*LISTED ENTRIES*
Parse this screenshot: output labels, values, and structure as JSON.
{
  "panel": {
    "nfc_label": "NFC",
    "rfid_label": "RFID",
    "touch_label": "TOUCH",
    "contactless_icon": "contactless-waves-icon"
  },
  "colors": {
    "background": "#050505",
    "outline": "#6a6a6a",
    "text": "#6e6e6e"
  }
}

*GOAL OF THE EXERCISE*
Restate every line of the data word for word.

*FINISHED EXERCISE*
Parse this screenshot: output labels, values, and structure as JSON.
{
  "panel": {
    "nfc_label": "NFC",
    "rfid_label": "RFID",
    "touch_label": "TOUCH",
    "contactless_icon": "contactless-waves-icon"
  },
  "colors": {
    "background": "#050505",
    "outline": "#6a6a6a",
    "text": "#6e6e6e"
  }
}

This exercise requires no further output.